_WRITTEN PROBLEM:_ Go through the entries and transcribe each one exactly, dropping the pictures.

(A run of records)
---*---

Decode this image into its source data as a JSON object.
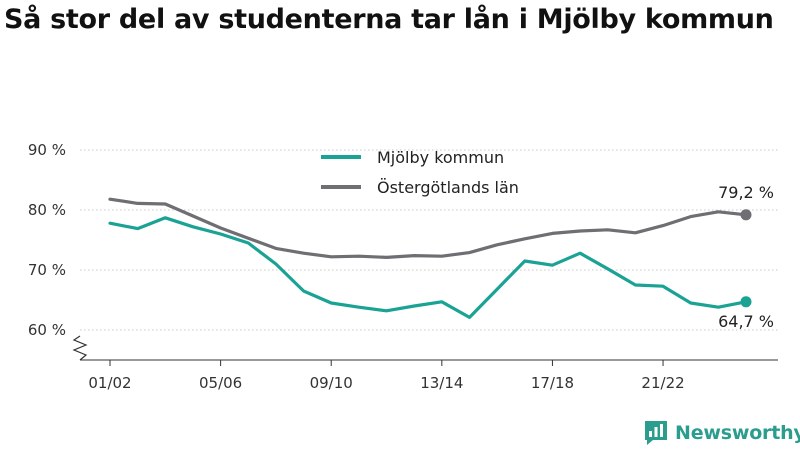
{
  "title": "Så stor del av studenterna tar lån i Mjölby kommun",
  "brand": {
    "name": "Newsworthy",
    "icon": "newsworthy-logo-icon",
    "color": "#2a9d8f"
  },
  "chart_data": {
    "type": "line",
    "title": "Så stor del av studenterna tar lån i Mjölby kommun",
    "xlabel": "",
    "ylabel": "",
    "ylim": [
      55,
      90
    ],
    "y_ticks": [
      60,
      70,
      80,
      90
    ],
    "y_tick_labels": [
      "60 %",
      "70 %",
      "80 %",
      "90 %"
    ],
    "y_axis_break": true,
    "x": [
      "01/02",
      "02/03",
      "03/04",
      "04/05",
      "05/06",
      "06/07",
      "07/08",
      "08/09",
      "09/10",
      "10/11",
      "11/12",
      "12/13",
      "13/14",
      "14/15",
      "15/16",
      "16/17",
      "17/18",
      "18/19",
      "19/20",
      "20/21",
      "21/22",
      "22/23",
      "23/24",
      "24/25"
    ],
    "x_tick_labels": [
      "01/02",
      "05/06",
      "09/10",
      "13/14",
      "17/18",
      "21/22"
    ],
    "grid": "horizontal",
    "legend_position": "top-center",
    "series": [
      {
        "name": "Mjölby kommun",
        "color": "#1aa394",
        "values": [
          77.8,
          76.9,
          78.7,
          77.2,
          76.0,
          74.5,
          71.0,
          66.5,
          64.5,
          63.8,
          63.2,
          64.0,
          64.7,
          62.1,
          66.8,
          71.5,
          70.8,
          72.8,
          70.2,
          67.5,
          67.3,
          64.5,
          63.8,
          64.7
        ],
        "end_label": "64,7 %"
      },
      {
        "name": "Östergötlands län",
        "color": "#6e6e73",
        "values": [
          81.8,
          81.1,
          81.0,
          79.0,
          77.0,
          75.3,
          73.6,
          72.8,
          72.2,
          72.3,
          72.1,
          72.4,
          72.3,
          72.9,
          74.2,
          75.2,
          76.1,
          76.5,
          76.7,
          76.2,
          77.4,
          78.9,
          79.7,
          79.2
        ],
        "end_label": "79,2 %"
      }
    ]
  }
}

---*---

_TASK RESPONSE:_
Decode this image into its source data as a JSON object.
{
  "title": "Så stor del av studenterna tar lån i Mjölby kommun",
  "brand": {
    "name": "Newsworthy",
    "icon": "newsworthy-logo-icon",
    "color": "#2a9d8f"
  },
  "chart_data": {
    "type": "line",
    "title": "Så stor del av studenterna tar lån i Mjölby kommun",
    "xlabel": "",
    "ylabel": "",
    "ylim": [
      55,
      90
    ],
    "y_ticks": [
      60,
      70,
      80,
      90
    ],
    "y_tick_labels": [
      "60 %",
      "70 %",
      "80 %",
      "90 %"
    ],
    "y_axis_break": true,
    "x": [
      "01/02",
      "02/03",
      "03/04",
      "04/05",
      "05/06",
      "06/07",
      "07/08",
      "08/09",
      "09/10",
      "10/11",
      "11/12",
      "12/13",
      "13/14",
      "14/15",
      "15/16",
      "16/17",
      "17/18",
      "18/19",
      "19/20",
      "20/21",
      "21/22",
      "22/23",
      "23/24",
      "24/25"
    ],
    "x_tick_labels": [
      "01/02",
      "05/06",
      "09/10",
      "13/14",
      "17/18",
      "21/22"
    ],
    "grid": "horizontal",
    "legend_position": "top-center",
    "series": [
      {
        "name": "Mjölby kommun",
        "color": "#1aa394",
        "values": [
          77.8,
          76.9,
          78.7,
          77.2,
          76.0,
          74.5,
          71.0,
          66.5,
          64.5,
          63.8,
          63.2,
          64.0,
          64.7,
          62.1,
          66.8,
          71.5,
          70.8,
          72.8,
          70.2,
          67.5,
          67.3,
          64.5,
          63.8,
          64.7
        ],
        "end_label": "64,7 %"
      },
      {
        "name": "Östergötlands län",
        "color": "#6e6e73",
        "values": [
          81.8,
          81.1,
          81.0,
          79.0,
          77.0,
          75.3,
          73.6,
          72.8,
          72.2,
          72.3,
          72.1,
          72.4,
          72.3,
          72.9,
          74.2,
          75.2,
          76.1,
          76.5,
          76.7,
          76.2,
          77.4,
          78.9,
          79.7,
          79.2
        ],
        "end_label": "79,2 %"
      }
    ]
  }
}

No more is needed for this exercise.